Give the data below again, word for word.

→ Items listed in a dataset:
※ ※ ※
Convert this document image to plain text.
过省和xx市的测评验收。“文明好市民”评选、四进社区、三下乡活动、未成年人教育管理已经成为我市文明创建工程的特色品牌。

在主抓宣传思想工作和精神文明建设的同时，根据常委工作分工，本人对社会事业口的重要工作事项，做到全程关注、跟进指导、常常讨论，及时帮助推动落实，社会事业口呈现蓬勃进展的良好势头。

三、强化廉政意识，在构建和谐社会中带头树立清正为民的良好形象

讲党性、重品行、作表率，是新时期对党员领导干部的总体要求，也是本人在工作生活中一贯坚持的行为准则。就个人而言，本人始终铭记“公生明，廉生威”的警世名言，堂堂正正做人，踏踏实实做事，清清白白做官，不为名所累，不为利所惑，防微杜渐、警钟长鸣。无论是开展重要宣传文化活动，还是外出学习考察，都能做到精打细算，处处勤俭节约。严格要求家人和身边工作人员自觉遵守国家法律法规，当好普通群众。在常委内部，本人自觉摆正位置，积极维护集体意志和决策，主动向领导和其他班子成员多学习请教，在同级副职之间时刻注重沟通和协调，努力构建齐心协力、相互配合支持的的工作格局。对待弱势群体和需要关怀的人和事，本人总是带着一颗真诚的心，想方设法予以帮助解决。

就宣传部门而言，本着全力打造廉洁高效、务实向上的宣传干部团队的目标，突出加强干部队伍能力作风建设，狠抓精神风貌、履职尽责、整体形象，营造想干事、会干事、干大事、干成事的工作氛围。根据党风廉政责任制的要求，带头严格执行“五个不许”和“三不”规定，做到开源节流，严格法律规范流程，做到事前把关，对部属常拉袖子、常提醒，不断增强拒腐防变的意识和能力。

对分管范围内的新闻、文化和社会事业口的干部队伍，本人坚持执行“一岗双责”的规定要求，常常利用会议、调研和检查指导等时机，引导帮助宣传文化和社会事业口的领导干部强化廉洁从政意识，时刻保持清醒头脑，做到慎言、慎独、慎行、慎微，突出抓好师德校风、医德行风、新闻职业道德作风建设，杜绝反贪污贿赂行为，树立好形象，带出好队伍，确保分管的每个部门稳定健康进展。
※ ※ ※
→ Response:
Convert this document image to plain text.
过省和xx市的测评验收。“文明好市民”评选、四进社区、三下乡活动、未成年人教育管理已经成为我市文明创建工程的特色品牌。

在主抓宣传思想工作和精神文明建设的同时，根据常委工作分工，本人对社会事业口的重要工作事项，做到全程关注、跟进指导、常常讨论，及时帮助推动落实，社会事业口呈现蓬勃进展的良好势头。

三、强化廉政意识，在构建和谐社会中带头树立清正为民的良好形象

讲党性、重品行、作表率，是新时期对党员领导干部的总体要求，也是本人在工作生活中一贯坚持的行为准则。就个人而言，本人始终铭记“公生明，廉生威”的警世名言，堂堂正正做人，踏踏实实做事，清清白白做官，不为名所累，不为利所惑，防微杜渐、警钟长鸣。无论是开展重要宣传文化活动，还是外出学习考察，都能做到精打细算，处处勤俭节约。严格要求家人和身边工作人员自觉遵守国家法律法规，当好普通群众。在常委内部，本人自觉摆正位置，积极维护集体意志和决策，主动向领导和其他班子成员多学习请教，在同级副职之间时刻注重沟通和协调，努力构建齐心协力、相互配合支持的的工作格局。对待弱势群体和需要关怀的人和事，本人总是带着一颗真诚的心，想方设法予以帮助解决。

就宣传部门而言，本着全力打造廉洁高效、务实向上的宣传干部团队的目标，突出加强干部队伍能力作风建设，狠抓精神风貌、履职尽责、整体形象，营造想干事、会干事、干大事、干成事的工作氛围。根据党风廉政责任制的要求，带头严格执行“五个不许”和“三不”规定，做到开源节流，严格法律规范流程，做到事前把关，对部属常拉袖子、常提醒，不断增强拒腐防变的意识和能力。

对分管范围内的新闻、文化和社会事业口的干部队伍，本人坚持执行“一岗双责”的规定要求，常常利用会议、调研和检查指导等时机，引导帮助宣传文化和社会事业口的领导干部强化廉洁从政意识，时刻保持清醒头脑，做到慎言、慎独、慎行、慎微，突出抓好师德校风、医德行风、新闻职业道德作风建设，杜绝反贪污贿赂行为，树立好形象，带出好队伍，确保分管的每个部门稳定健康进展。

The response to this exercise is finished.